- _Task instructions_: Transcribe all the entries word for word, but omit the images.

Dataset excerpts
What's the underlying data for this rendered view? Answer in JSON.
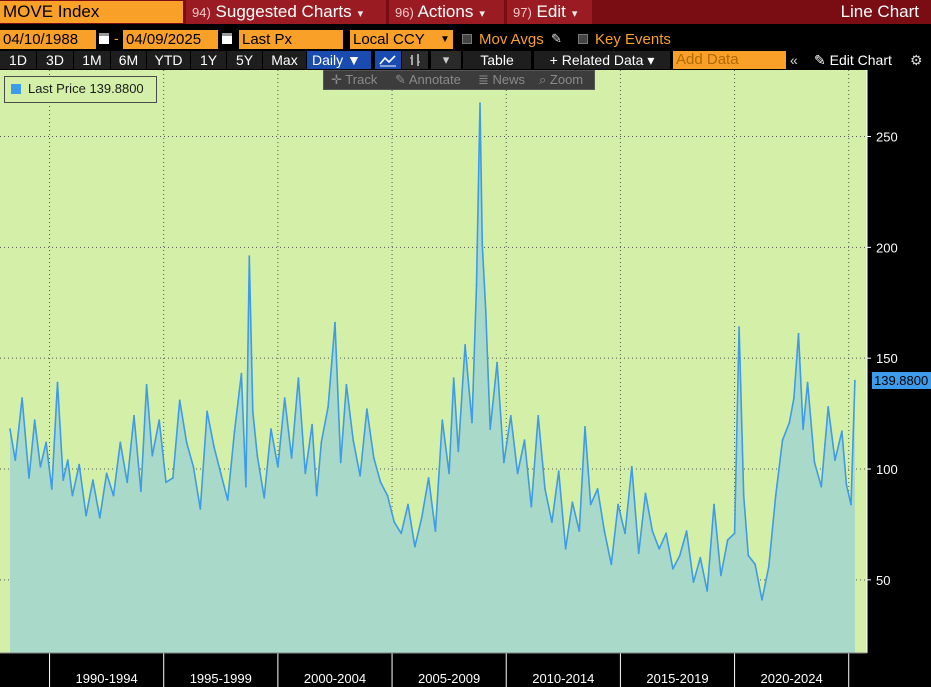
{
  "header": {
    "ticker": "MOVE Index",
    "menus": [
      {
        "num": "94)",
        "label": "Suggested Charts"
      },
      {
        "num": "96)",
        "label": "Actions"
      },
      {
        "num": "97)",
        "label": "Edit"
      }
    ],
    "chart_type": "Line Chart"
  },
  "controls": {
    "start_date": "04/10/1988",
    "end_date": "04/09/2025",
    "separator": "-",
    "field": "Last Px",
    "currency": "Local CCY",
    "mov_avgs": "Mov Avgs",
    "key_events": "Key Events"
  },
  "toolbar": {
    "ranges": [
      "1D",
      "3D",
      "1M",
      "6M",
      "YTD",
      "1Y",
      "5Y",
      "Max"
    ],
    "frequency": "Daily",
    "table": "Table",
    "related_data": "Related Data",
    "add_data_placeholder": "Add Data",
    "edit_chart": "Edit Chart"
  },
  "float_toolbar": [
    "Track",
    "Annotate",
    "News",
    "Zoom"
  ],
  "legend": {
    "label": "Last Price",
    "value": "139.8800"
  },
  "colors": {
    "line": "#3d9be9",
    "plot_bg": "#d4f0a8",
    "area_fill": "#a9d9c8",
    "accent": "#f8a028",
    "header_bg": "#7a0c14"
  },
  "chart_data": {
    "type": "area",
    "title": "",
    "series": [
      {
        "name": "Last Price"
      }
    ],
    "x": [
      1988.27,
      1988.5,
      1988.8,
      1989.1,
      1989.35,
      1989.6,
      1989.85,
      1990.1,
      1990.35,
      1990.6,
      1990.8,
      1991.0,
      1991.3,
      1991.6,
      1991.9,
      1992.2,
      1992.5,
      1992.8,
      1993.1,
      1993.4,
      1993.7,
      1994.0,
      1994.25,
      1994.5,
      1994.8,
      1995.1,
      1995.4,
      1995.7,
      1996.0,
      1996.3,
      1996.6,
      1996.9,
      1997.2,
      1997.5,
      1997.8,
      1998.1,
      1998.4,
      1998.6,
      1998.75,
      1998.9,
      1999.1,
      1999.4,
      1999.7,
      2000.0,
      2000.3,
      2000.6,
      2000.9,
      2001.2,
      2001.5,
      2001.7,
      2001.9,
      2002.2,
      2002.5,
      2002.75,
      2003.0,
      2003.3,
      2003.6,
      2003.9,
      2004.2,
      2004.5,
      2004.8,
      2005.1,
      2005.4,
      2005.7,
      2006.0,
      2006.3,
      2006.6,
      2006.9,
      2007.2,
      2007.5,
      2007.7,
      2007.9,
      2008.2,
      2008.5,
      2008.7,
      2008.85,
      2008.95,
      2009.1,
      2009.3,
      2009.6,
      2009.9,
      2010.2,
      2010.5,
      2010.8,
      2011.1,
      2011.4,
      2011.7,
      2012.0,
      2012.3,
      2012.6,
      2012.9,
      2013.2,
      2013.45,
      2013.7,
      2014.0,
      2014.3,
      2014.6,
      2014.9,
      2015.2,
      2015.5,
      2015.8,
      2016.1,
      2016.4,
      2016.7,
      2017.0,
      2017.3,
      2017.6,
      2017.9,
      2018.2,
      2018.5,
      2018.8,
      2019.1,
      2019.4,
      2019.7,
      2020.0,
      2020.2,
      2020.4,
      2020.6,
      2020.9,
      2021.2,
      2021.5,
      2021.8,
      2022.1,
      2022.4,
      2022.6,
      2022.8,
      2023.0,
      2023.2,
      2023.5,
      2023.8,
      2024.1,
      2024.4,
      2024.7,
      2024.9,
      2025.1,
      2025.27
    ],
    "values": [
      118,
      104,
      132,
      96,
      122,
      101,
      112,
      91,
      139,
      95,
      104,
      88,
      102,
      79,
      95,
      78,
      98,
      88,
      112,
      94,
      124,
      90,
      138,
      106,
      122,
      94,
      96,
      131,
      112,
      101,
      82,
      126,
      110,
      98,
      86,
      117,
      143,
      92,
      196,
      126,
      106,
      87,
      118,
      101,
      132,
      105,
      141,
      98,
      120,
      88,
      112,
      128,
      166,
      103,
      138,
      113,
      97,
      127,
      105,
      94,
      88,
      76,
      71,
      84,
      65,
      78,
      96,
      72,
      122,
      98,
      141,
      108,
      156,
      121,
      183,
      265,
      201,
      172,
      118,
      148,
      103,
      124,
      98,
      113,
      83,
      124,
      91,
      76,
      99,
      64,
      85,
      72,
      119,
      84,
      91,
      72,
      57,
      84,
      71,
      101,
      62,
      89,
      72,
      64,
      71,
      55,
      61,
      72,
      49,
      60,
      45,
      84,
      52,
      68,
      71,
      164,
      88,
      61,
      57,
      41,
      56,
      88,
      113,
      121,
      132,
      161,
      118,
      139,
      103,
      92,
      128,
      104,
      117,
      93,
      84,
      139.88
    ],
    "ylim": [
      17,
      280
    ],
    "yticks": [
      50,
      100,
      150,
      200,
      250
    ],
    "xlim": [
      1987.83,
      2025.8
    ],
    "x_ticks": [
      1990.0,
      1995.0,
      2000.0,
      2005.0,
      2010.0,
      2015.0,
      2020.0,
      2025.0
    ],
    "x_categories": [
      "1990-1994",
      "1995-1999",
      "2000-2004",
      "2005-2009",
      "2010-2014",
      "2015-2019",
      "2020-2024"
    ],
    "x_category_centers": [
      1992.5,
      1997.5,
      2002.5,
      2007.5,
      2012.5,
      2017.5,
      2022.5
    ],
    "last_value": "139.8800",
    "grid": true,
    "legend": "top-left"
  }
}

- _Output of the task_:
What's the underlying data for this rendered view? Answer in JSON.
{
  "header": {
    "ticker": "MOVE Index",
    "menus": [
      {
        "num": "94)",
        "label": "Suggested Charts"
      },
      {
        "num": "96)",
        "label": "Actions"
      },
      {
        "num": "97)",
        "label": "Edit"
      }
    ],
    "chart_type": "Line Chart"
  },
  "controls": {
    "start_date": "04/10/1988",
    "end_date": "04/09/2025",
    "separator": "-",
    "field": "Last Px",
    "currency": "Local CCY",
    "mov_avgs": "Mov Avgs",
    "key_events": "Key Events"
  },
  "toolbar": {
    "ranges": [
      "1D",
      "3D",
      "1M",
      "6M",
      "YTD",
      "1Y",
      "5Y",
      "Max"
    ],
    "frequency": "Daily",
    "table": "Table",
    "related_data": "Related Data",
    "add_data_placeholder": "Add Data",
    "edit_chart": "Edit Chart"
  },
  "float_toolbar": [
    "Track",
    "Annotate",
    "News",
    "Zoom"
  ],
  "legend": {
    "label": "Last Price",
    "value": "139.8800"
  },
  "colors": {
    "line": "#3d9be9",
    "plot_bg": "#d4f0a8",
    "area_fill": "#a9d9c8",
    "accent": "#f8a028",
    "header_bg": "#7a0c14"
  },
  "chart_data": {
    "type": "area",
    "title": "",
    "series": [
      {
        "name": "Last Price"
      }
    ],
    "x": [
      1988.27,
      1988.5,
      1988.8,
      1989.1,
      1989.35,
      1989.6,
      1989.85,
      1990.1,
      1990.35,
      1990.6,
      1990.8,
      1991.0,
      1991.3,
      1991.6,
      1991.9,
      1992.2,
      1992.5,
      1992.8,
      1993.1,
      1993.4,
      1993.7,
      1994.0,
      1994.25,
      1994.5,
      1994.8,
      1995.1,
      1995.4,
      1995.7,
      1996.0,
      1996.3,
      1996.6,
      1996.9,
      1997.2,
      1997.5,
      1997.8,
      1998.1,
      1998.4,
      1998.6,
      1998.75,
      1998.9,
      1999.1,
      1999.4,
      1999.7,
      2000.0,
      2000.3,
      2000.6,
      2000.9,
      2001.2,
      2001.5,
      2001.7,
      2001.9,
      2002.2,
      2002.5,
      2002.75,
      2003.0,
      2003.3,
      2003.6,
      2003.9,
      2004.2,
      2004.5,
      2004.8,
      2005.1,
      2005.4,
      2005.7,
      2006.0,
      2006.3,
      2006.6,
      2006.9,
      2007.2,
      2007.5,
      2007.7,
      2007.9,
      2008.2,
      2008.5,
      2008.7,
      2008.85,
      2008.95,
      2009.1,
      2009.3,
      2009.6,
      2009.9,
      2010.2,
      2010.5,
      2010.8,
      2011.1,
      2011.4,
      2011.7,
      2012.0,
      2012.3,
      2012.6,
      2012.9,
      2013.2,
      2013.45,
      2013.7,
      2014.0,
      2014.3,
      2014.6,
      2014.9,
      2015.2,
      2015.5,
      2015.8,
      2016.1,
      2016.4,
      2016.7,
      2017.0,
      2017.3,
      2017.6,
      2017.9,
      2018.2,
      2018.5,
      2018.8,
      2019.1,
      2019.4,
      2019.7,
      2020.0,
      2020.2,
      2020.4,
      2020.6,
      2020.9,
      2021.2,
      2021.5,
      2021.8,
      2022.1,
      2022.4,
      2022.6,
      2022.8,
      2023.0,
      2023.2,
      2023.5,
      2023.8,
      2024.1,
      2024.4,
      2024.7,
      2024.9,
      2025.1,
      2025.27
    ],
    "values": [
      118,
      104,
      132,
      96,
      122,
      101,
      112,
      91,
      139,
      95,
      104,
      88,
      102,
      79,
      95,
      78,
      98,
      88,
      112,
      94,
      124,
      90,
      138,
      106,
      122,
      94,
      96,
      131,
      112,
      101,
      82,
      126,
      110,
      98,
      86,
      117,
      143,
      92,
      196,
      126,
      106,
      87,
      118,
      101,
      132,
      105,
      141,
      98,
      120,
      88,
      112,
      128,
      166,
      103,
      138,
      113,
      97,
      127,
      105,
      94,
      88,
      76,
      71,
      84,
      65,
      78,
      96,
      72,
      122,
      98,
      141,
      108,
      156,
      121,
      183,
      265,
      201,
      172,
      118,
      148,
      103,
      124,
      98,
      113,
      83,
      124,
      91,
      76,
      99,
      64,
      85,
      72,
      119,
      84,
      91,
      72,
      57,
      84,
      71,
      101,
      62,
      89,
      72,
      64,
      71,
      55,
      61,
      72,
      49,
      60,
      45,
      84,
      52,
      68,
      71,
      164,
      88,
      61,
      57,
      41,
      56,
      88,
      113,
      121,
      132,
      161,
      118,
      139,
      103,
      92,
      128,
      104,
      117,
      93,
      84,
      139.88
    ],
    "ylim": [
      17,
      280
    ],
    "yticks": [
      50,
      100,
      150,
      200,
      250
    ],
    "xlim": [
      1987.83,
      2025.8
    ],
    "x_ticks": [
      1990.0,
      1995.0,
      2000.0,
      2005.0,
      2010.0,
      2015.0,
      2020.0,
      2025.0
    ],
    "x_categories": [
      "1990-1994",
      "1995-1999",
      "2000-2004",
      "2005-2009",
      "2010-2014",
      "2015-2019",
      "2020-2024"
    ],
    "x_category_centers": [
      1992.5,
      1997.5,
      2002.5,
      2007.5,
      2012.5,
      2017.5,
      2022.5
    ],
    "last_value": "139.8800",
    "grid": true,
    "legend": "top-left"
  }
}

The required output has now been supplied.